═════ GIVEN DATA
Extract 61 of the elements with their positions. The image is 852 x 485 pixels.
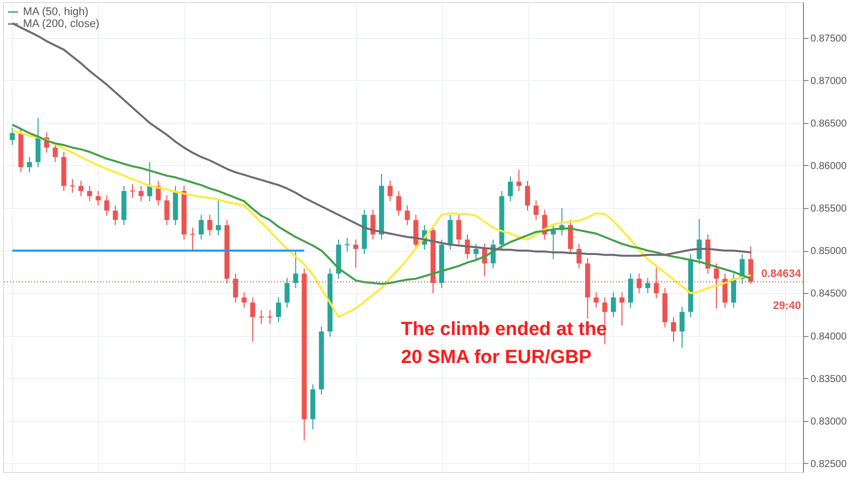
y-tick-label: 0.85000 [810,246,848,258]
candlestick [96,190,101,206]
y-tick-label: 0.86000 [810,160,848,172]
candlestick [525,180,530,212]
y-tick-label: 0.87000 [810,76,848,87]
candlestick [731,273,736,308]
candlestick [104,194,110,216]
candlestick [396,190,402,216]
candlestick [534,200,539,220]
y-tick-label: 0.84000 [810,331,848,342]
candlestick [216,198,221,236]
candlestick [164,194,170,226]
candlestick [388,180,393,202]
candlestick [198,214,204,240]
legend-label: MA (50, high) [23,6,88,18]
candlestick [353,239,358,268]
candlestick [670,316,676,342]
candlestick [456,214,462,246]
text: 29:40 [772,300,801,312]
candlestick [628,273,634,308]
line-series [11,130,752,318]
ref-line-label: 0.84634 [761,268,802,280]
y-tick-label: 0.83000 [810,416,848,428]
line-series [11,124,752,285]
candlestick [87,185,92,202]
candlestick [112,204,118,226]
candlestick [10,128,15,146]
candlestick [284,277,290,308]
candlestick [680,306,685,348]
y-tick-label: 0.82500 [810,458,848,470]
legend-label: MA (200, close) [23,18,100,30]
candlestick [276,296,281,323]
candlestick [207,214,212,236]
candlestick [267,310,272,324]
candlestick [293,250,298,289]
candlestick [404,204,410,226]
y-tick-label: 0.85500 [810,204,848,215]
candlestick [138,185,144,202]
y-tick-label: 0.84500 [810,288,848,300]
candlestick [610,292,616,318]
candlestick [190,227,196,252]
candlestick [70,178,75,194]
candlestick [516,169,522,192]
candlestick [78,180,84,197]
y-tick-label: 0.83500 [810,374,848,385]
candlestick [594,292,599,308]
candlestick [645,277,650,294]
candlestick [568,219,573,255]
candlestick [508,176,513,202]
y-tick-label: 0.86500 [810,118,848,130]
y-tick-label: 0.87500 [810,33,848,44]
candlestick [258,310,264,324]
candlestick [619,292,624,326]
candlestick [147,162,152,202]
candlestick [550,224,556,260]
candlestick [473,243,478,260]
candlestick [130,184,136,198]
candlestick [344,237,350,252]
candlestick [250,296,256,342]
candlestick [242,292,247,308]
candlestick [26,156,32,173]
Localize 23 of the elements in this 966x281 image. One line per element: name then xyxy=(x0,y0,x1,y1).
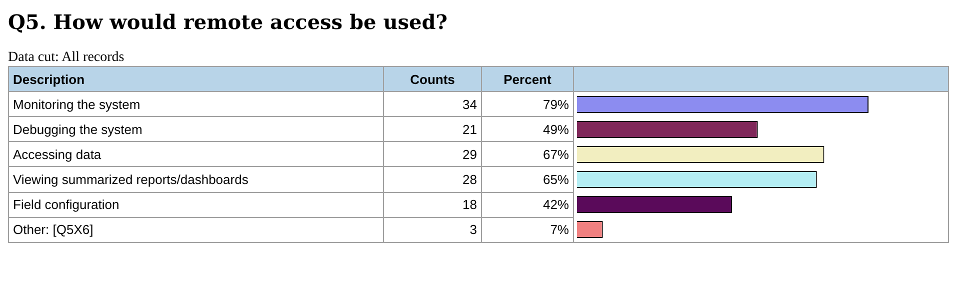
data-label: 65% xyxy=(482,166,574,192)
data-label: 67% xyxy=(482,142,574,167)
text: 21 xyxy=(384,116,482,142)
text: 34 xyxy=(384,92,482,117)
y-tick-label: Field configuration xyxy=(8,192,384,218)
y-tick-label: Other: [Q5X6] xyxy=(8,217,384,242)
x-axis-title: Percent xyxy=(482,66,574,92)
y-axis-title: Description xyxy=(8,66,384,92)
data-label: 7% xyxy=(482,217,574,242)
text: 28 xyxy=(384,166,482,192)
text: Data cut: All records xyxy=(8,50,126,66)
text: 29 xyxy=(384,142,482,167)
data-label: 79% xyxy=(482,92,574,117)
y-tick-label: Accessing data xyxy=(8,142,384,167)
text: 3 xyxy=(384,217,482,242)
data-label: 49% xyxy=(482,116,574,142)
y-tick-label: Monitoring the system xyxy=(8,92,384,117)
y-tick-label: Viewing summarized reports/dashboards xyxy=(8,166,384,192)
text: Q5. How would remote access be used? xyxy=(8,10,448,34)
text: Counts xyxy=(384,66,482,92)
y-tick-label: Debugging the system xyxy=(8,116,384,142)
data-label: 42% xyxy=(482,192,574,218)
text: 18 xyxy=(384,192,482,218)
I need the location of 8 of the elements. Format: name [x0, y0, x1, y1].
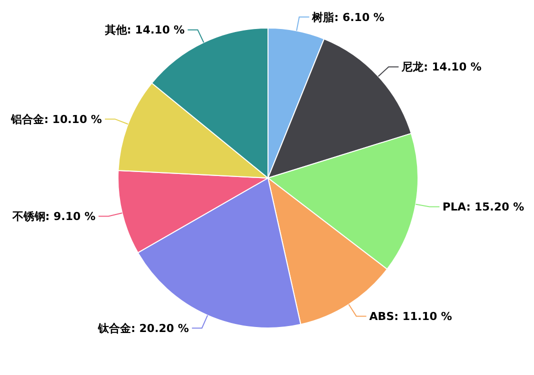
slice-label: 尼龙: 14.10 % — [400, 60, 482, 74]
slice-label: 树脂: 6.10 % — [311, 10, 384, 24]
slice-label: 钛合金: 20.20 % — [97, 322, 189, 335]
slice-label: 其他: 14.10 % — [104, 24, 185, 37]
slice-label: PLA: 15.20 % — [442, 200, 524, 214]
slice-label: 不锈钢: 9.10 % — [11, 210, 96, 224]
slice-label: 铝合金: 10.10 % — [10, 112, 102, 126]
slice-label: ABS: 11.10 % — [369, 310, 452, 324]
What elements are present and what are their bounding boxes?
══════════
REQUIRED TASK:
Reproduce the lines of the data above verbatim, beginning with the line that contains "y-tick-label: 0.85000 [810,246,848,258]" and continuing through the line that contains "y-tick-label: 0.83500 [810,374,848,385]", both included.

PROBLEM SOLUTION:
y-tick-label: 0.85000 [810,246,848,258]
candlestick [96,190,101,206]
y-tick-label: 0.86000 [810,160,848,172]
candlestick [525,180,530,212]
y-tick-label: 0.87000 [810,76,848,87]
candlestick [731,273,736,308]
candlestick [104,194,110,216]
candlestick [396,190,402,216]
candlestick [534,200,539,220]
y-tick-label: 0.84000 [810,331,848,342]
candlestick [216,198,221,236]
candlestick [164,194,170,226]
candlestick [388,180,393,202]
candlestick [198,214,204,240]
legend-label: MA (50, high) [23,6,88,18]
candlestick [353,239,358,268]
candlestick [670,316,676,342]
candlestick [456,214,462,246]
text: 29:40 [772,300,801,312]
candlestick [628,273,634,308]
line-series [11,130,752,318]
ref-line-label: 0.84634 [761,268,802,280]
y-tick-label: 0.83000 [810,416,848,428]
line-series [11,124,752,285]
candlestick [87,185,92,202]
candlestick [112,204,118,226]
candlestick [10,128,15,146]
candlestick [284,277,290,308]
candlestick [680,306,685,348]
y-tick-label: 0.82500 [810,458,848,470]
legend-label: MA (200, close) [23,18,100,30]
candlestick [276,296,281,323]
candlestick [207,214,212,236]
candlestick [267,310,272,324]
candlestick [293,250,298,289]
candlestick [404,204,410,226]
y-tick-label: 0.85500 [810,204,848,215]
candlestick [138,185,144,202]
y-tick-label: 0.84500 [810,288,848,300]
candlestick [610,292,616,318]
candlestick [190,227,196,252]
candlestick [70,178,75,194]
candlestick [516,169,522,192]
candlestick [78,180,84,197]
y-tick-label: 0.83500 [810,374,848,385]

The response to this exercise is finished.